Gezeigter Text:
Sa, 18. November 2017

Baufirmen-Pleite

13.04.2011 17:46

Ex-Geschäftsführer wegen Krida zu 22 Monaten verurteilt

Wegen fahrlässiger und betrügerischer Krida ist der ehemalige Geschäftsführer des Zeller Baufirmen-Imperiums Gassner von einem Salzburger Schöffensenat zu einer Strafe von 22 Monaten auf Bewährung verurteilt worden. Staatsanwalt und Verteidigung gaben keine Erklärung ab, das Urteil ist somit noch nicht rechtskräftig. Beim Vorwurf der betrügerischen Krida sah das Gericht einen Schaden von knapp 193.000 Euro als gegeben, die Anklage war noch von 249.000 Euro ausgegangen.

Gezeigtes Material:
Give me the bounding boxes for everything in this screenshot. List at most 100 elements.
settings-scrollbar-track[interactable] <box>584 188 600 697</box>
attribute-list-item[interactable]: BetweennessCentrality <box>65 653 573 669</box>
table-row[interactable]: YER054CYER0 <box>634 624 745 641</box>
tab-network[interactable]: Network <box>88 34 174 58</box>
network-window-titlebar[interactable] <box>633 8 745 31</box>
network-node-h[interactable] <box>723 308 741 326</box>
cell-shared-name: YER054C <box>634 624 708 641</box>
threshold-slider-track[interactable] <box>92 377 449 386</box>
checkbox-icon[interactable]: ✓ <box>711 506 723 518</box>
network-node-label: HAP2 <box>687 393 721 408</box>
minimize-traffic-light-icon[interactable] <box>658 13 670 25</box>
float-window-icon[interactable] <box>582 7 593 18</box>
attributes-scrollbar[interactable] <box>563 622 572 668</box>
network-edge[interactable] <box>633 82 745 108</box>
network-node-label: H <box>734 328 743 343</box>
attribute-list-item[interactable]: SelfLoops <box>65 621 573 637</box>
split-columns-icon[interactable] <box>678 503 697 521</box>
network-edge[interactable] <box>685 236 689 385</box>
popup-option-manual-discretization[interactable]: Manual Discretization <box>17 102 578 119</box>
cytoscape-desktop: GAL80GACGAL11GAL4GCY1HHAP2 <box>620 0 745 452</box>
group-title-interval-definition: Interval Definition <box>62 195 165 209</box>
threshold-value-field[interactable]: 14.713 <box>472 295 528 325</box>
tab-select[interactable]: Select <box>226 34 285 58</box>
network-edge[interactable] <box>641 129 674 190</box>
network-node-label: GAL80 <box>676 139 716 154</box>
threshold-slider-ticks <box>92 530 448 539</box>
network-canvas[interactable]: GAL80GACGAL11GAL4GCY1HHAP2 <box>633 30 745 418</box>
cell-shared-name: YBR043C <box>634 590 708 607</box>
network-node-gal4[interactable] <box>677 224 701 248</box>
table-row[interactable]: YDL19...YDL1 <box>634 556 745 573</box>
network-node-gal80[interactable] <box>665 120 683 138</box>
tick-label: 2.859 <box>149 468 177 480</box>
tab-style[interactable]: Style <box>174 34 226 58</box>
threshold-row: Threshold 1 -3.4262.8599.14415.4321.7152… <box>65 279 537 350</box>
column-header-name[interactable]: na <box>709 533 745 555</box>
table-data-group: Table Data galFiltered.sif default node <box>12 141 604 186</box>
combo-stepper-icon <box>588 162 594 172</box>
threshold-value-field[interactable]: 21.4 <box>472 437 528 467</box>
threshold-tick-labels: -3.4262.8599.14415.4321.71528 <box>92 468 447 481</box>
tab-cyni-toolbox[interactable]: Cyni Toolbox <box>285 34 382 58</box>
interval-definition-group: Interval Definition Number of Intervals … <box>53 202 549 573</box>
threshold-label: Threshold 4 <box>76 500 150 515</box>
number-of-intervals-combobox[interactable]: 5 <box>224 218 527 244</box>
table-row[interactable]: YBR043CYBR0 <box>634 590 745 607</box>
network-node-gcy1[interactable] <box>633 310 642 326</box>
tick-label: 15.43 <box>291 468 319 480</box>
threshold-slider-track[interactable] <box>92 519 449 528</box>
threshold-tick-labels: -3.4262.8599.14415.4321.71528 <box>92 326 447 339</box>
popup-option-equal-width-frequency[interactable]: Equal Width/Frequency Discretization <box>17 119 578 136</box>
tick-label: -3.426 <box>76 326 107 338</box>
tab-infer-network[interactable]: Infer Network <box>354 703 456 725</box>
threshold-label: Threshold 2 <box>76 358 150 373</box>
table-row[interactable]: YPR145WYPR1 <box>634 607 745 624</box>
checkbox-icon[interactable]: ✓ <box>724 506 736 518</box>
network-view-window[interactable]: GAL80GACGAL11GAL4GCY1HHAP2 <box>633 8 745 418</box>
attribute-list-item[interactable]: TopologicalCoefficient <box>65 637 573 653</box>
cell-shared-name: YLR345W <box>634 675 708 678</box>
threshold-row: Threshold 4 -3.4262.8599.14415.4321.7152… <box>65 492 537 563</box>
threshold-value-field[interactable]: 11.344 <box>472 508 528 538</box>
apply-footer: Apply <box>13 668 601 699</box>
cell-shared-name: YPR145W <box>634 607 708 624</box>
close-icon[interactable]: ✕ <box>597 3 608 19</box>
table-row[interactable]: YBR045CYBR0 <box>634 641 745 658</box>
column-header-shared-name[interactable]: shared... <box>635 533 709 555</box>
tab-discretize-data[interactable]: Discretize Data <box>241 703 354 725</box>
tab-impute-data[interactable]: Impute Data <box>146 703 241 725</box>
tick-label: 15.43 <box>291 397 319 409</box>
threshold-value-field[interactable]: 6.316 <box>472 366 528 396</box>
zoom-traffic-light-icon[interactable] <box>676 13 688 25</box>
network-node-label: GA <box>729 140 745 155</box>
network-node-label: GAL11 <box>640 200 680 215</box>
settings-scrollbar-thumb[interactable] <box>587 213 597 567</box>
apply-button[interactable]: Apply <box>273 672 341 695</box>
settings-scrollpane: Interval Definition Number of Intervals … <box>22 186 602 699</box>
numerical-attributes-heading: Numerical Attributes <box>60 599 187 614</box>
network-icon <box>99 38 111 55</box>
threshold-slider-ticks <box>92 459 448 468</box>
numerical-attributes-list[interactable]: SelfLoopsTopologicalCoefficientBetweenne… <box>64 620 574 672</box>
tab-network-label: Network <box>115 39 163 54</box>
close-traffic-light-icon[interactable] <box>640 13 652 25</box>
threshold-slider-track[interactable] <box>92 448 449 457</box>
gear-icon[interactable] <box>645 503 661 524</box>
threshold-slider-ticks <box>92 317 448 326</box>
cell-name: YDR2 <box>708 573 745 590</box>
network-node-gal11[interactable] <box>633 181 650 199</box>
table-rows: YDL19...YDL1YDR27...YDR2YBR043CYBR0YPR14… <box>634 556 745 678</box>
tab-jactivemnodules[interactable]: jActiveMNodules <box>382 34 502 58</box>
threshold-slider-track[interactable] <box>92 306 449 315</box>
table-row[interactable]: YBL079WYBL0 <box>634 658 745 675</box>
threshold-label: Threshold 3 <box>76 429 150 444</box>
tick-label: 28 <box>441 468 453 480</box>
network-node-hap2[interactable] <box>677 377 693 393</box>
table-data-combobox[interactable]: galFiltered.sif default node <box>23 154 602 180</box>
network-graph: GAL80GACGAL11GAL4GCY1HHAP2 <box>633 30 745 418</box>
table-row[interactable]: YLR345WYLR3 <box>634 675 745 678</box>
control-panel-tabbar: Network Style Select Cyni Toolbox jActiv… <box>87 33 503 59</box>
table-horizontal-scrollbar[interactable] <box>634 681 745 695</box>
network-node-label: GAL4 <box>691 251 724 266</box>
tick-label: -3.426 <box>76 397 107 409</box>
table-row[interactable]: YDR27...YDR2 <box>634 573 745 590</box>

Aufgabe A: Schreiben Sie den Bericht über die Krida-Verurteilung von „Wegen fahrlässiger und“ bis hinunter zu „249.000 Euro ausgegangen.“ neu und setzen Sie dabei „Haftstrafe“ an die Stelle von „Strafe“.
Aufgabe B: Erklären Sie anhand des Berichts über die Krida-Verurteilung, warum das Urteil noch nicht rechtskräftig ist.
Aufgabe C: Wie hoch war laut dem Bericht über die Krida-Verurteilung der Schaden, den das Gericht beim Vorwurf der betrügerischen Krida als gegeben sah?
Die Datensätze brauchen Sie hier nicht.

Antwortfeld A:
Wegen fahrlässiger und betrügerischer Krida ist der ehemalige Geschäftsführer des Zeller Baufirmen-Imperiums Gassner von einem Salzburger Schöffensenat zu einer Haftstrafe von 22 Monaten auf Bewährung verurteilt worden. Staatsanwalt und Verteidigung gaben keine Erklärung ab, das Urteil ist somit noch nicht rechtskräftig. Beim Vorwurf der betrügerischen Krida sah das Gericht einen Schaden von knapp 193.000 Euro als gegeben, die Anklage war noch von 249.000 Euro ausgegangen.

Antwortfeld B: Das Urteil ist noch nicht rechtskräftig, weil weder der Staatsanwalt noch die Verteidigung eine Erklärung abgegeben hat.

Antwortfeld C: Knapp 193.000 Euro.